→ **What the task asks**
Using the data below, determine the number of lines that include the string "นานางว". Write only that number.

A block of data:
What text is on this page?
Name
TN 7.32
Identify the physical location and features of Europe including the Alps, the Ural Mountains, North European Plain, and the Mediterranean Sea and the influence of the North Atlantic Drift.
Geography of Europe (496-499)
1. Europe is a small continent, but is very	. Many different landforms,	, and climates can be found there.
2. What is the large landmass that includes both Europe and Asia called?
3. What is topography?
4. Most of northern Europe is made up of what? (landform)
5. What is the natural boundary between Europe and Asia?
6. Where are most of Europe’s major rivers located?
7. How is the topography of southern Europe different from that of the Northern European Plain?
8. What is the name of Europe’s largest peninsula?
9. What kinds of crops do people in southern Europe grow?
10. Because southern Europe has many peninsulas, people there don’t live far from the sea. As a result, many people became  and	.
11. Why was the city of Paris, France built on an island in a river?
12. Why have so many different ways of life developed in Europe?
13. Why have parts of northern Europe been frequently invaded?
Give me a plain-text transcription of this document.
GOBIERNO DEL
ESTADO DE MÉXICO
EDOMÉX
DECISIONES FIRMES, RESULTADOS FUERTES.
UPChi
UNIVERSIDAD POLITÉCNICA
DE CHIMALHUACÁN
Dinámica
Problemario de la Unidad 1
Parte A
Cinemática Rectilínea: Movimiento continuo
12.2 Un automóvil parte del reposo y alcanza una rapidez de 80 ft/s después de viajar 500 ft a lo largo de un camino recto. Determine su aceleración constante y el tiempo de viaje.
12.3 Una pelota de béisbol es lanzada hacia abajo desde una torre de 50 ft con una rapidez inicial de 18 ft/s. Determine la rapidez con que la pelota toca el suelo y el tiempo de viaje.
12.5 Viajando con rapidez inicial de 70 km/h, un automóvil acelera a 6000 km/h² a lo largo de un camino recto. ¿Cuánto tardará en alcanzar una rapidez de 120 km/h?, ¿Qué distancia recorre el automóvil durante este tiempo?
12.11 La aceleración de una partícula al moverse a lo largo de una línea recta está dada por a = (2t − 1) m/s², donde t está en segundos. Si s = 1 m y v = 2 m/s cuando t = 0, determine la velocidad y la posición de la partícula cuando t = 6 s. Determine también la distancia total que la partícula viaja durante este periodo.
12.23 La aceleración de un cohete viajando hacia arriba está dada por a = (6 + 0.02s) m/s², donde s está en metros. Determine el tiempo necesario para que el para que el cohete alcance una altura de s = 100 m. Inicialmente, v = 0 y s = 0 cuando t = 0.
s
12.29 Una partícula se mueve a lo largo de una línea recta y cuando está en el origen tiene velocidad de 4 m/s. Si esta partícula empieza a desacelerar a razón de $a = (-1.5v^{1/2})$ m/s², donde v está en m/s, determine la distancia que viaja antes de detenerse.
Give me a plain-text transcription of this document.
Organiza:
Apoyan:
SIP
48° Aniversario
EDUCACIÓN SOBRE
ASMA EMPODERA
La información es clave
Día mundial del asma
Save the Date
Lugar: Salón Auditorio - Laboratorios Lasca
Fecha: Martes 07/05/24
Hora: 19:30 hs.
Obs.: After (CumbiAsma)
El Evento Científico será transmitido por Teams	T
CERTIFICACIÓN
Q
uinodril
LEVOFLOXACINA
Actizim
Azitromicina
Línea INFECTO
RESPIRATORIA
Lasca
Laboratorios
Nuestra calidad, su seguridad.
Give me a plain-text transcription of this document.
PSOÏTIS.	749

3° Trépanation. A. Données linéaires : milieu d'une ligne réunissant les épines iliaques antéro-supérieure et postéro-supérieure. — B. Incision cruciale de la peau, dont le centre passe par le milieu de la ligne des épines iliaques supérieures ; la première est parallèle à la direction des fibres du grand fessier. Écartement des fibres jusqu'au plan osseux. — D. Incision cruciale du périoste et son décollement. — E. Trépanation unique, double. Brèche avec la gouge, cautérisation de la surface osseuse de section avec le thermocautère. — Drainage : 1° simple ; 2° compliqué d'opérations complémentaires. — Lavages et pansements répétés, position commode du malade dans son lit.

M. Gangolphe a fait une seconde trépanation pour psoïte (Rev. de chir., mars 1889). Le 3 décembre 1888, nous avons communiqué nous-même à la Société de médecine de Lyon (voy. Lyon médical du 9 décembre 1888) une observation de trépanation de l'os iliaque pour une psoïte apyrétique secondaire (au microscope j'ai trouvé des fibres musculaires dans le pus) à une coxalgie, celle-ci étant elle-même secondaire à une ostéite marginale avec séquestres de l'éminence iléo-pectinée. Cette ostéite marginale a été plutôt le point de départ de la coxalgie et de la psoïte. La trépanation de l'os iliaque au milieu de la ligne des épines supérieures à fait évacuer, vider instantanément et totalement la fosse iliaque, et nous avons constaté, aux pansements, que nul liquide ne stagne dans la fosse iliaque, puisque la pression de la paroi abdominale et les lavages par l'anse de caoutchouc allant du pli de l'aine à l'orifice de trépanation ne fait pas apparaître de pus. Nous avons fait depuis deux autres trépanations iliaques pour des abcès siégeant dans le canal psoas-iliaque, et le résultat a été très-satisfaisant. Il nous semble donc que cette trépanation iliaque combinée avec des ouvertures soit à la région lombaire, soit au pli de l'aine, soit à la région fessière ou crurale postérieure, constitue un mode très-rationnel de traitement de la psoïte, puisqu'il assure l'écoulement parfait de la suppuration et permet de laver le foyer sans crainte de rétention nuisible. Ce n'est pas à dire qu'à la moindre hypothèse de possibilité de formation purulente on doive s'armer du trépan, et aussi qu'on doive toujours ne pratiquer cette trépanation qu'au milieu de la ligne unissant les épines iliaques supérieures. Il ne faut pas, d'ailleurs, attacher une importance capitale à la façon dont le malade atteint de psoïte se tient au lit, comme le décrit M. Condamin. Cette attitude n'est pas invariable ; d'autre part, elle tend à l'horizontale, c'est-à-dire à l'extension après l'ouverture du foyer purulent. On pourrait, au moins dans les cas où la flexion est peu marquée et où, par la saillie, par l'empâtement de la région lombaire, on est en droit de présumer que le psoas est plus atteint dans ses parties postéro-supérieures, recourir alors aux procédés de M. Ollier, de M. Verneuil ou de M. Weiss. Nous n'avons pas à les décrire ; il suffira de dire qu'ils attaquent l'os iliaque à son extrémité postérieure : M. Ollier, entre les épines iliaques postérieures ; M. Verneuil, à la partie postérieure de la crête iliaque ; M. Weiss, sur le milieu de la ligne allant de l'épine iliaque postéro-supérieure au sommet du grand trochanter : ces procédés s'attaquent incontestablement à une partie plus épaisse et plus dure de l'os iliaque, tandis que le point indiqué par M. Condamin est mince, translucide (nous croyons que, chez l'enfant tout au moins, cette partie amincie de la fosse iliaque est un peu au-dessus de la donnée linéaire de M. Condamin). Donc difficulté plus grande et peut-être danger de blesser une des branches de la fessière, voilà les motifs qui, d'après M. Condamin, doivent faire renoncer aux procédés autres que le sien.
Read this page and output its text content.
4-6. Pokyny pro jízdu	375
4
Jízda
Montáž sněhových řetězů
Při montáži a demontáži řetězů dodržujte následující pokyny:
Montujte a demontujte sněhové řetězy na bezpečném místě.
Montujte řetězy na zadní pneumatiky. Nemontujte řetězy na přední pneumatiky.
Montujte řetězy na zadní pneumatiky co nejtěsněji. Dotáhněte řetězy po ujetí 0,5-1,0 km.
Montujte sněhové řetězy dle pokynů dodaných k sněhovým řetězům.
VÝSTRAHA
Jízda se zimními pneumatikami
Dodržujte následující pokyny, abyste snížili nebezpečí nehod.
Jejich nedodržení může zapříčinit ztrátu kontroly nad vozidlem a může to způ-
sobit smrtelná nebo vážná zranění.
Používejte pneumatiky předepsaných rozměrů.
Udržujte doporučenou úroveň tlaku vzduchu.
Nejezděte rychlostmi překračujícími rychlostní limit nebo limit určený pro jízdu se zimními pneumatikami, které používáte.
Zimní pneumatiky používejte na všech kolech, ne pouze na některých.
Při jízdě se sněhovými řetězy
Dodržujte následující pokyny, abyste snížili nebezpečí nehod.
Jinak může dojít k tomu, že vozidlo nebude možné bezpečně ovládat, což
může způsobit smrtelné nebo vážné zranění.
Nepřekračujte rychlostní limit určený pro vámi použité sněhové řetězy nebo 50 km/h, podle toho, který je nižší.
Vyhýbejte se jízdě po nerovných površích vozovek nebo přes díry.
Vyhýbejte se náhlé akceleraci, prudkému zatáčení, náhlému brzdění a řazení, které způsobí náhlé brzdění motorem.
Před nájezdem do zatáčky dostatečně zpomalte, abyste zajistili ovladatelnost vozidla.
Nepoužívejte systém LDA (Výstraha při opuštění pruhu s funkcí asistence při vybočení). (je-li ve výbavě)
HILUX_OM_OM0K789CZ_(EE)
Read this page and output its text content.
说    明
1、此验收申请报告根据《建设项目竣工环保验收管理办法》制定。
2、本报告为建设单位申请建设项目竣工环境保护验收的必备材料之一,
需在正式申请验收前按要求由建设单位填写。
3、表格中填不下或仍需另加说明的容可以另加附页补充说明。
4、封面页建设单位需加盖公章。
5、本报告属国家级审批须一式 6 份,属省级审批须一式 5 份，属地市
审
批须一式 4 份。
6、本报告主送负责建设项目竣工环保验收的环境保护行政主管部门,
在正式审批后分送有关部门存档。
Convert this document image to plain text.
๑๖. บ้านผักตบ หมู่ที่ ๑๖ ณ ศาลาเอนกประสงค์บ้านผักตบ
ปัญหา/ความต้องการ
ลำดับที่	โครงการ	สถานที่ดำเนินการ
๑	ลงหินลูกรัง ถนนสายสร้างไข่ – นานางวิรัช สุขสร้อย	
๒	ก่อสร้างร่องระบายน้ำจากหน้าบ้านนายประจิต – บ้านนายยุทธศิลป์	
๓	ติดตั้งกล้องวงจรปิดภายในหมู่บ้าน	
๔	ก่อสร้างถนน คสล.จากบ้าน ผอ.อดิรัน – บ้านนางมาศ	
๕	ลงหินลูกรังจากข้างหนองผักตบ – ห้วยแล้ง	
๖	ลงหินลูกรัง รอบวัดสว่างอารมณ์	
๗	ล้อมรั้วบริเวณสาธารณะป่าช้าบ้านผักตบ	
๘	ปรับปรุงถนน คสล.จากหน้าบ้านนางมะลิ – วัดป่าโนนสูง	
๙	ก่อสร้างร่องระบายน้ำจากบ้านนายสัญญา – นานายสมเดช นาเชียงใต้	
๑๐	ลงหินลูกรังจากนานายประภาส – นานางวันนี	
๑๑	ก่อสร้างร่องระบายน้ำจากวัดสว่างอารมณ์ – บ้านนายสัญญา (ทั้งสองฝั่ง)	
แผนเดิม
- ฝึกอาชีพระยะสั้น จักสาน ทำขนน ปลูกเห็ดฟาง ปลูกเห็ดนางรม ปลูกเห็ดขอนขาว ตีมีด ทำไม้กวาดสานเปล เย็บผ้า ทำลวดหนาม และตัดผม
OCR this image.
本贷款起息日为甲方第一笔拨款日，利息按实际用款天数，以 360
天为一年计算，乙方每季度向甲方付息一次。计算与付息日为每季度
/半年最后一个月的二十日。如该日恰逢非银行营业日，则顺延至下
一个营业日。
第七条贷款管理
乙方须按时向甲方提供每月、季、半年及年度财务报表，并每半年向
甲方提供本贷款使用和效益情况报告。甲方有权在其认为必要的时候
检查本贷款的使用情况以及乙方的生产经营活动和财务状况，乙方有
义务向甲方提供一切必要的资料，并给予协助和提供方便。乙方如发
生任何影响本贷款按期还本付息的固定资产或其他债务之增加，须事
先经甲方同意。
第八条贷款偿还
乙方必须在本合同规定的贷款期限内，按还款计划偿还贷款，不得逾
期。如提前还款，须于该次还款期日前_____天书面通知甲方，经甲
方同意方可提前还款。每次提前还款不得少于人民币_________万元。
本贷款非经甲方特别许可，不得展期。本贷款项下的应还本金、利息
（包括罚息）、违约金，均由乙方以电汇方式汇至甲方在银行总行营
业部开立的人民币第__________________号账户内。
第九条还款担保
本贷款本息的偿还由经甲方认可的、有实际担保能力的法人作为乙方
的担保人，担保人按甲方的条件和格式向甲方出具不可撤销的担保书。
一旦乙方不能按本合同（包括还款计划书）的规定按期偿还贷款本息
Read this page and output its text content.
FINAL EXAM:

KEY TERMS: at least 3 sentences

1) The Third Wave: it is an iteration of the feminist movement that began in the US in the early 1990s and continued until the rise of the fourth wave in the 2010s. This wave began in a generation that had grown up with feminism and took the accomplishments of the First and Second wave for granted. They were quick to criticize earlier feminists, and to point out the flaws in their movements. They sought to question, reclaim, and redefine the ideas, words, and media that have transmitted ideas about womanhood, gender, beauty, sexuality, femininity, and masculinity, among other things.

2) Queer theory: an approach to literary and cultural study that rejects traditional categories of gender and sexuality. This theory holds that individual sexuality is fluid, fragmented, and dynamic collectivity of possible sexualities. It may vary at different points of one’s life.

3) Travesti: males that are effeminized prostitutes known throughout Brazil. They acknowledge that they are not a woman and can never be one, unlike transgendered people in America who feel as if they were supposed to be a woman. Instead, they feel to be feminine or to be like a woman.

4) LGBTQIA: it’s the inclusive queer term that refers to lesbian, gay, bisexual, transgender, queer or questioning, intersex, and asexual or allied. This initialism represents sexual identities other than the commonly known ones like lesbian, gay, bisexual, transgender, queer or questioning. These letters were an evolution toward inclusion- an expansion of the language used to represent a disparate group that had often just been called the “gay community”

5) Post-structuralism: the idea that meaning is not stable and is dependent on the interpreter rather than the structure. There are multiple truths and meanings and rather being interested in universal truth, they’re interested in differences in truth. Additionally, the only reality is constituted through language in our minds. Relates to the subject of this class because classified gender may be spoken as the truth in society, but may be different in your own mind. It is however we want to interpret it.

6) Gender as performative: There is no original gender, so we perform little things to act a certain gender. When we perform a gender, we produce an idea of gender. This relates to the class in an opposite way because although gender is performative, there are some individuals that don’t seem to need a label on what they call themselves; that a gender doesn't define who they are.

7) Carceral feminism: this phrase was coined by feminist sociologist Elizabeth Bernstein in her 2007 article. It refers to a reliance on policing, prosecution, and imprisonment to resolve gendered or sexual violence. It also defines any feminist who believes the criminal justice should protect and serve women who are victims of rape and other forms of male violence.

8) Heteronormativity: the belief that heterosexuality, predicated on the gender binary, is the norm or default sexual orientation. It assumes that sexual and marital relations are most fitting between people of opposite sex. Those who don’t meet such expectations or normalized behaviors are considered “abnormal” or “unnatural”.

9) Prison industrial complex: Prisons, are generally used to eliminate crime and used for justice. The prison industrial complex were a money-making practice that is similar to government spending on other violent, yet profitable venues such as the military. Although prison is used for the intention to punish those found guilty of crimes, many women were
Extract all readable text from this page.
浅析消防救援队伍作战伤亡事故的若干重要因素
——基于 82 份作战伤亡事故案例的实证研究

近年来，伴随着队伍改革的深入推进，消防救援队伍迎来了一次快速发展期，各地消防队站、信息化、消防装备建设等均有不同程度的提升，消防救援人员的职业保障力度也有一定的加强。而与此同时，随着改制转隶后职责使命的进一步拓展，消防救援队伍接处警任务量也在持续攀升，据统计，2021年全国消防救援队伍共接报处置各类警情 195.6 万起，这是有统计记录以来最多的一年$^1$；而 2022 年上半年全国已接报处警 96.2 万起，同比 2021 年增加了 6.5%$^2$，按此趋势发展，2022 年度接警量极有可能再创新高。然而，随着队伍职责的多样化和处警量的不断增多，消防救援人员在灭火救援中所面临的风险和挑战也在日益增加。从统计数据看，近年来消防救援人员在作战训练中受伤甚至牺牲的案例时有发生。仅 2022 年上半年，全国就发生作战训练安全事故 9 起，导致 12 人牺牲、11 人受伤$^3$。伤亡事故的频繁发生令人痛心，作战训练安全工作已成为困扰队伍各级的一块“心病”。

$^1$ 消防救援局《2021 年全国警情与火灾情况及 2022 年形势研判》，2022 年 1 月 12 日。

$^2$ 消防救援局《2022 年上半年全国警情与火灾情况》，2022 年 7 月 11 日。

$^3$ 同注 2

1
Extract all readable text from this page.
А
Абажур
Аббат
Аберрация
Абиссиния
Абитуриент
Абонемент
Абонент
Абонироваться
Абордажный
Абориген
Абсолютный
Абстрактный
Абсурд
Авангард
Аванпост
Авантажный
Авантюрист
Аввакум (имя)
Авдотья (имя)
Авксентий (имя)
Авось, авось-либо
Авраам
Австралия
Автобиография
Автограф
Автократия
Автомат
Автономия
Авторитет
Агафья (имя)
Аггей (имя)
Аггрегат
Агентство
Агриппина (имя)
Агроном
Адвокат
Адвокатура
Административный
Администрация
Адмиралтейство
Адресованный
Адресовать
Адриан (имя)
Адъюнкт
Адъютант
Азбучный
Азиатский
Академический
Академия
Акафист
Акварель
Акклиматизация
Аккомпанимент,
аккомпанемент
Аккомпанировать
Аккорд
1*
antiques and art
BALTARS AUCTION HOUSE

→ **Expected answer**
2